Task requirements
Continue the passage on granule cells and classical fear conditioning from its last sentence.

Granule cells are involved in classical fear conditioning
We investigated the cerebellum’s role in classical fear conditioning by inhibiting granule-cell function. To this end, we crossed the granule-cell-specific Gal4 line gSA2AzGFF152B25 and the Tg(UAS:BoTxBLC-GFP) line, which expresses a fusion protein of GFP and the light chain of botulinum toxin B (BoTxBLC-GFP); the botulinum toxin inhibits synaptic release in a Gal4-dependent manner26 (Fig. 3a). We selected larvae expressing BoTxBLC-GFP in the granule cells (GC-silenced larvae) at 5 dpf, and reared the GC-silenced larvae and their siblings together in the same tank until about 20 dpf. We confirmed that BoTxBLC-GFP was expressed only in the cerebellum of the larval brain (Fig. 3b–d, Supplementary Fig. S3). About a half of the granule cells which are marked by Neurod1 and located in the granule cell layer (GCL) in the CCe of the GC-silenced larvae expressed BoTxBLC-GFP, whereas only a minor population (about 1.5%) of the granule cells in the caudo-lateral lobes (eminentia granularis [EG] and lobus caudalis cerebelli [LCa]) expressed BoTxBLC-GFP (Fig. 3b–h, Supplementary Fig. S3, Table S1). There was no apparent difference in swimming behavior between the GC-silenced larvae and their siblings (Supplementary Fig. S4).
When subjected to the classical fear conditioning, a similar proportion of GC-silenced and their sibling larvae showed CS-evoked bradycardia during the probe session (Fig. 3i,j). There was no significant difference in learning rates among wild-type, the GC-silenced, and their sibling larvae (P = 0.8615, Fisher’s exact test, Fig. 3i). There was no difference in HB frequency during the CS presentation in the habituation session between the GC-silenced and their sibling larvae (Fig. 3j). However, the CS-evoked bradycardia responses during the probe session differed significantly between the two groups; while the HB recovered quickly after the CS-evoked bradycardia response in the sibling larvae, it remained significantly lower in the GC-silenced learners during CS presentation (two-way repeated measures ANOVA: group effect P = 0.0463, group x time interaction P = 0.00769; Fig. 3j, Supplementary Fig. S1, Supplementary Video S2). These data indicate that inhibiting granule-cell transmission in the CCe impaired the recovery from bradycardic responses, and suggest that granule cells play a role in recovery from the conditioned bradycardia response.

Information shown
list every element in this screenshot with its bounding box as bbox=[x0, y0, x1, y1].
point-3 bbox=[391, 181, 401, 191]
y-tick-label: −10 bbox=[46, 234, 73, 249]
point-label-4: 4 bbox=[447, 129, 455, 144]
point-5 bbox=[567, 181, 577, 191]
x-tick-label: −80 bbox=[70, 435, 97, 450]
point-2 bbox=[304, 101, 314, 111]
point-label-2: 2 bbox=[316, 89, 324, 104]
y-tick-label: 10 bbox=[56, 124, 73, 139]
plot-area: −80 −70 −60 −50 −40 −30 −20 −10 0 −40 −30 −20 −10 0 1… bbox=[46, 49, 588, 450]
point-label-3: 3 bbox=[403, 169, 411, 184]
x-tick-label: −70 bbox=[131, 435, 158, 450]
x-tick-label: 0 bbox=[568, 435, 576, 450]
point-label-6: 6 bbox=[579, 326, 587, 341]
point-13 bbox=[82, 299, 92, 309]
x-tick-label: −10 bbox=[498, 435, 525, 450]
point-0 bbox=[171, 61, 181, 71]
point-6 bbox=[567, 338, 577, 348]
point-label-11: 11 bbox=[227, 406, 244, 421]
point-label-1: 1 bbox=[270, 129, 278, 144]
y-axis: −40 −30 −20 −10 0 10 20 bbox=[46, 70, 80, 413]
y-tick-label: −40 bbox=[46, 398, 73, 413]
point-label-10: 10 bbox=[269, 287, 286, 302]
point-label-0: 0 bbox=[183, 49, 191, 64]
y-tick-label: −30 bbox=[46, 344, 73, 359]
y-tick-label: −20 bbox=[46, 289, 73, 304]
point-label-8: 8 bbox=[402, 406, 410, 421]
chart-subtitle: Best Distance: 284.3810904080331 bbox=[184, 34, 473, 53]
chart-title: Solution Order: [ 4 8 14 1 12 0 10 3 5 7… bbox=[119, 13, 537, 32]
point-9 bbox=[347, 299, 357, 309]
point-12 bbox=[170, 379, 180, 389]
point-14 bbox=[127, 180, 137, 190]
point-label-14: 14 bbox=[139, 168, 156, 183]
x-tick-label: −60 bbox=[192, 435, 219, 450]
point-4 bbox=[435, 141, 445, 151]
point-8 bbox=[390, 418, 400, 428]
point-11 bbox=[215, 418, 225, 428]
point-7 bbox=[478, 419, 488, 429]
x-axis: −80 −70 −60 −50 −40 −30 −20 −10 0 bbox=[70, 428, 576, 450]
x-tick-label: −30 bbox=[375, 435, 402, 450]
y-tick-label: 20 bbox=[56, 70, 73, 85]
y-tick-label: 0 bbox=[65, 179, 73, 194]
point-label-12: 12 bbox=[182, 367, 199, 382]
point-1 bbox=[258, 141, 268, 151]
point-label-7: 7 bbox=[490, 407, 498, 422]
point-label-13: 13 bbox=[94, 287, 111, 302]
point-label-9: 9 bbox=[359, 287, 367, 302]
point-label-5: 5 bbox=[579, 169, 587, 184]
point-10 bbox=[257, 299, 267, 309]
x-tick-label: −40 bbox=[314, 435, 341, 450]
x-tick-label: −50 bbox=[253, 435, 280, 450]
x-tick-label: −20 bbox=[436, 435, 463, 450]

Result below
Ca2+ imaging of the zebrafish cerebellum during classical fear conditioning
To monitor neuronal activity in the zebrafish cerebellum during classical fear conditioning, we crossed the pan-neuronal Gal4-driver Tg(elavl3:GAL4-VP16) line27 and a reporter Tg(UAS:GCaMP7a) line28. We analyzed about 20-dpf Tg larvae. To monitor GCaMP7a fluorescence, the larval brain is usually illuminated with a blue excitation light with a spectrum that overlaps the white LED we used for the CS. To avoid this overlap, we used a red LED instead of the white LED, and extinguishment of the red LED as the CS in the cued fear conditioning. We found that the paired-associated learning with the red LED also induced the CS-evoked bradycardia responses (n = 3/10). The change in GCaMP7a fluorescence intensity (ΔF/F) was calculated to estimate the neuronal activity (Fig. 4a–d). In a typical case, we detected spontaneous activity of the cerebellar neurons during the habituation session, but did not detect any upregulation of the ΔF/F in response to the CS. In the probe session, however, the CS evoked an increase in ΔF/F (more than 3% on average during the CS presentation across the first five trails) in some cerebellar neurons, which were termed “conditioning-associated neurons” (Supplementary Video S3). A substantial population of the larvae that were subjected to the conditioning displayed more than four conditioning-associated neurons (n = 9/25). Examples of the conditioning-associated neurons are shown in Fig. 4d,e (Cells 1–7). These neurons were located only in the CCe, and not in the caudo-lateral lobes (EG and LCa) (Fig. 4c–e). We found no conditioning-associated neurons in the control backward conditioning.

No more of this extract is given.